# Problem
Copy the full listing below without changing any line, but omit the pictures.
─── Input records
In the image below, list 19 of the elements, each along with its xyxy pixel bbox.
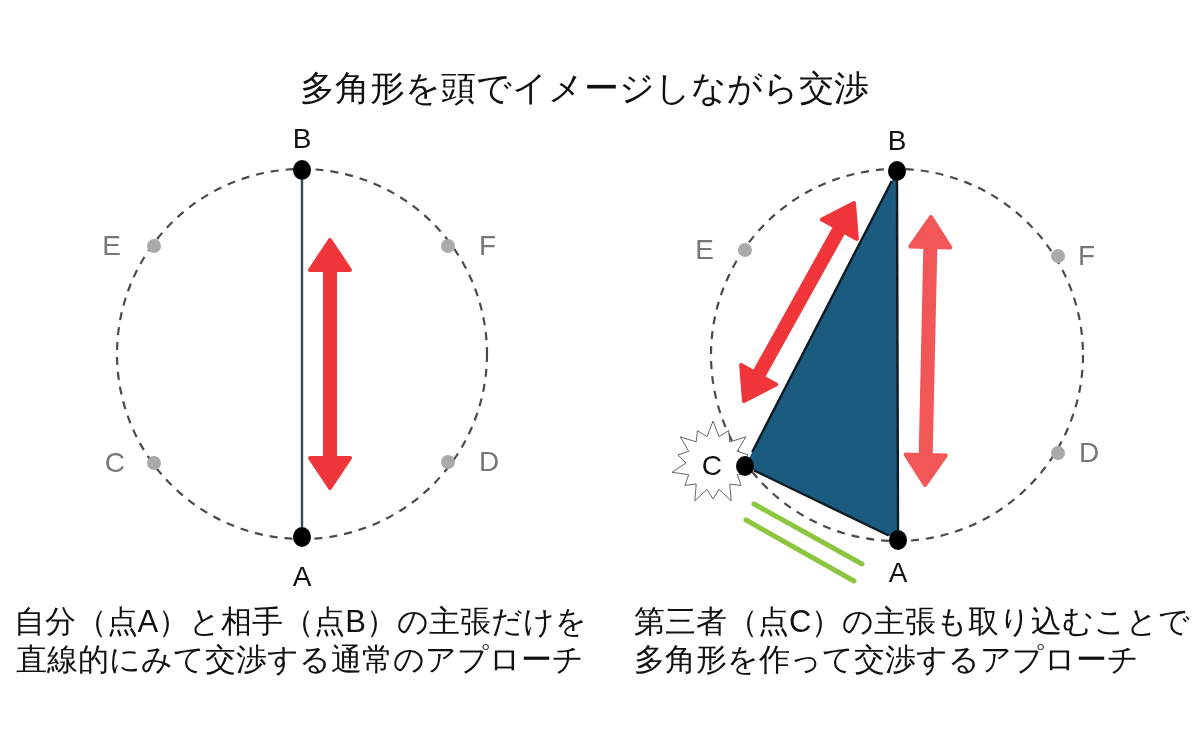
point-label: E (695, 236, 714, 264)
point-label: A (292, 563, 312, 591)
point-label: D (479, 448, 500, 476)
point-label: A (888, 559, 908, 587)
point-label: C (104, 449, 125, 477)
point-label: D (1079, 439, 1100, 467)
caption-text: 第三者（点C）の主張も取り込むことで多角形を作って交渉するアプローチ (634, 603, 1192, 679)
point-label: E (102, 232, 121, 260)
line-segment (751, 180, 893, 453)
point-label: F (479, 232, 497, 260)
line-segment (300, 180, 304, 527)
point-label: F (1078, 242, 1096, 270)
title: 多角形を頭でイメージしながら交渉 (299, 67, 869, 109)
point-label: B (292, 125, 312, 153)
line-segment (895, 181, 900, 530)
line-segment (753, 469, 890, 537)
point-label: B (887, 127, 907, 155)
point-label: C (701, 452, 722, 480)
caption-text: 自分（点A）と相手（点B）の主張だけを直線的にみて交渉する通常のアプローチ (12, 603, 588, 679)
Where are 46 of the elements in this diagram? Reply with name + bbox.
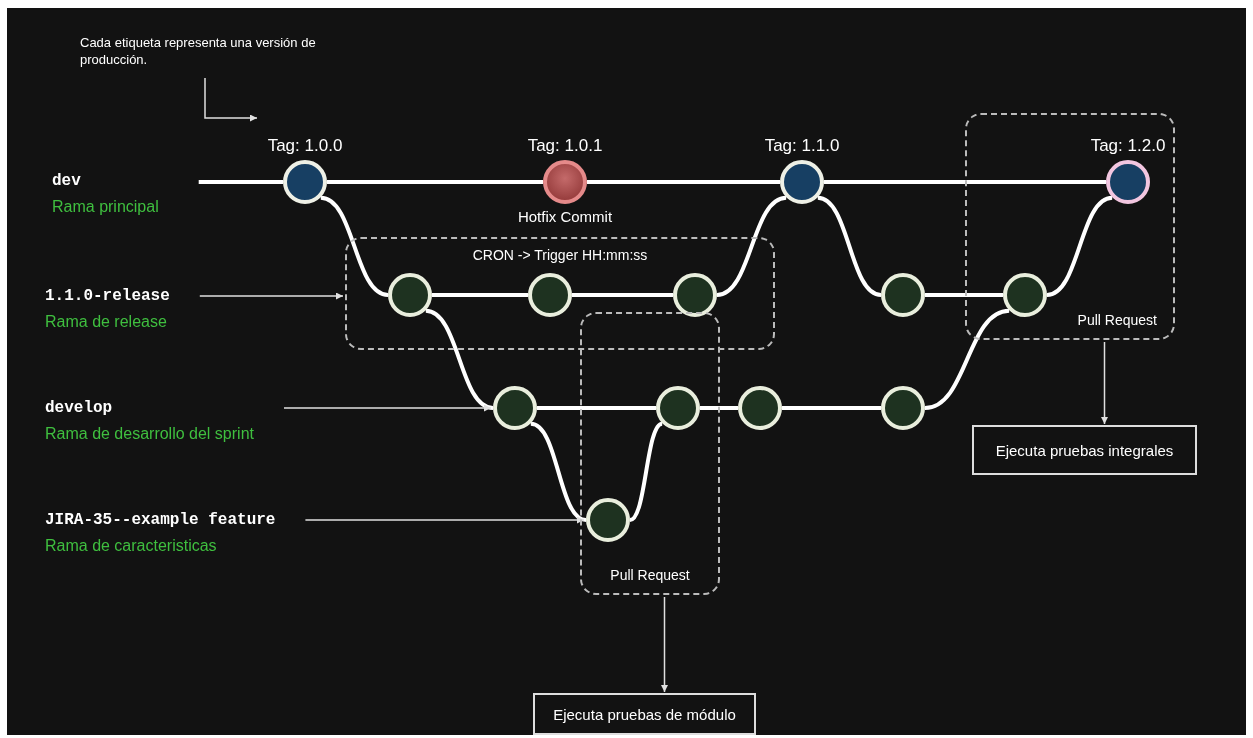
dashed-group-box — [965, 113, 1175, 340]
branch-name: 1.1.0-release — [45, 287, 170, 305]
result-box: Ejecuta pruebas integrales — [972, 425, 1197, 475]
branch-line — [537, 406, 656, 410]
arrow — [199, 292, 344, 300]
dashed-group-box — [345, 237, 775, 350]
branch-line — [320, 195, 389, 297]
branch-line — [924, 308, 1010, 410]
tag-label: Tag: 1.0.1 — [527, 136, 603, 156]
branch-line — [327, 180, 543, 184]
group-label: Pull Request — [1077, 312, 1157, 328]
tag-label: Tag: 1.2.0 — [1090, 136, 1166, 156]
branch-line — [824, 180, 1106, 184]
branch-line — [716, 195, 787, 297]
group-label: Pull Request — [610, 567, 690, 583]
branch-name: dev — [52, 172, 82, 190]
branch-name: develop — [45, 399, 114, 417]
group-label: CRON -> Trigger HH:mm:ss — [472, 247, 648, 263]
branch-description: Rama de release — [45, 313, 168, 331]
branch-line — [1046, 195, 1113, 297]
commit-caption: Hotfix Commit — [517, 208, 613, 225]
branch-description: Rama de caracteristicas — [45, 537, 218, 555]
branch-description: Rama de desarrollo del sprint — [45, 425, 254, 443]
branch-description: Rama principal — [52, 198, 159, 216]
dashed-group-box — [580, 312, 720, 595]
branch-line — [782, 406, 881, 410]
arrow — [204, 77, 258, 122]
tag-label: Tag: 1.1.0 — [764, 136, 840, 156]
branch-line — [925, 293, 1003, 297]
branch-line — [629, 422, 664, 522]
branch-line — [817, 195, 882, 297]
note-text: Cada etiqueta representa una versión de producción. — [80, 34, 355, 68]
branch-name: JIRA-35--example feature — [45, 511, 276, 529]
branch-line — [587, 180, 780, 184]
branch-line — [572, 293, 673, 297]
result-box: Ejecuta pruebas de módulo — [533, 693, 756, 735]
tag-label: Tag: 1.0.0 — [267, 136, 343, 156]
branch-line — [700, 406, 738, 410]
arrow — [661, 596, 668, 693]
branch-line — [530, 421, 587, 522]
arrow — [304, 516, 585, 524]
arrow — [283, 404, 492, 412]
arrow — [1101, 341, 1108, 425]
branch-line — [432, 293, 528, 297]
branch-line — [425, 308, 494, 410]
branch-line — [198, 180, 283, 184]
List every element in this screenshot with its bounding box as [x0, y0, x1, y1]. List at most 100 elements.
──────
# Solution to the exercise
In the image below, list 19 of the elements, each along with its xyxy pixel bbox.
point-label: E (695, 236, 714, 264)
point-label: A (292, 563, 312, 591)
point-label: D (479, 448, 500, 476)
point-label: A (888, 559, 908, 587)
point-label: C (104, 449, 125, 477)
point-label: D (1079, 439, 1100, 467)
caption-text: 第三者（点C）の主張も取り込むことで多角形を作って交渉するアプローチ (634, 603, 1192, 679)
point-label: E (102, 232, 121, 260)
line-segment (751, 180, 893, 453)
point-label: F (479, 232, 497, 260)
line-segment (300, 180, 304, 527)
point-label: F (1078, 242, 1096, 270)
title: 多角形を頭でイメージしながら交渉 (299, 67, 869, 109)
point-label: B (292, 125, 312, 153)
line-segment (895, 181, 900, 530)
line-segment (753, 469, 890, 537)
point-label: B (887, 127, 907, 155)
point-label: C (701, 452, 722, 480)
caption-text: 自分（点A）と相手（点B）の主張だけを直線的にみて交渉する通常のアプローチ (12, 603, 588, 679)
Where are 46 of the elements in this diagram? Reply with name + bbox.
dashed-group-box — [965, 113, 1175, 340]
branch-name: 1.1.0-release — [45, 287, 170, 305]
result-box: Ejecuta pruebas integrales — [972, 425, 1197, 475]
branch-line — [537, 406, 656, 410]
arrow — [199, 292, 344, 300]
dashed-group-box — [345, 237, 775, 350]
branch-line — [320, 195, 389, 297]
branch-line — [924, 308, 1010, 410]
tag-label: Tag: 1.0.1 — [527, 136, 603, 156]
branch-line — [327, 180, 543, 184]
group-label: Pull Request — [1077, 312, 1157, 328]
tag-label: Tag: 1.2.0 — [1090, 136, 1166, 156]
branch-line — [824, 180, 1106, 184]
branch-line — [716, 195, 787, 297]
group-label: Pull Request — [610, 567, 690, 583]
branch-name: dev — [52, 172, 82, 190]
branch-name: develop — [45, 399, 114, 417]
group-label: CRON -> Trigger HH:mm:ss — [472, 247, 648, 263]
branch-description: Rama de release — [45, 313, 168, 331]
branch-line — [1046, 195, 1113, 297]
commit-caption: Hotfix Commit — [517, 208, 613, 225]
branch-description: Rama de caracteristicas — [45, 537, 218, 555]
branch-description: Rama de desarrollo del sprint — [45, 425, 254, 443]
branch-description: Rama principal — [52, 198, 159, 216]
dashed-group-box — [580, 312, 720, 595]
branch-line — [782, 406, 881, 410]
arrow — [204, 77, 258, 122]
tag-label: Tag: 1.1.0 — [764, 136, 840, 156]
branch-line — [925, 293, 1003, 297]
branch-line — [629, 422, 664, 522]
branch-line — [817, 195, 882, 297]
note-text: Cada etiqueta representa una versión de producción. — [80, 34, 355, 68]
branch-name: JIRA-35--example feature — [45, 511, 276, 529]
branch-line — [587, 180, 780, 184]
branch-line — [572, 293, 673, 297]
result-box: Ejecuta pruebas de módulo — [533, 693, 756, 735]
tag-label: Tag: 1.0.0 — [267, 136, 343, 156]
branch-line — [700, 406, 738, 410]
arrow — [661, 596, 668, 693]
branch-line — [530, 421, 587, 522]
arrow — [304, 516, 585, 524]
arrow — [283, 404, 492, 412]
arrow — [1101, 341, 1108, 425]
branch-line — [432, 293, 528, 297]
branch-line — [425, 308, 494, 410]
branch-line — [198, 180, 283, 184]
List every element in this screenshot with its bounding box as [x0, y0, x1, y1]. List at most 100 elements.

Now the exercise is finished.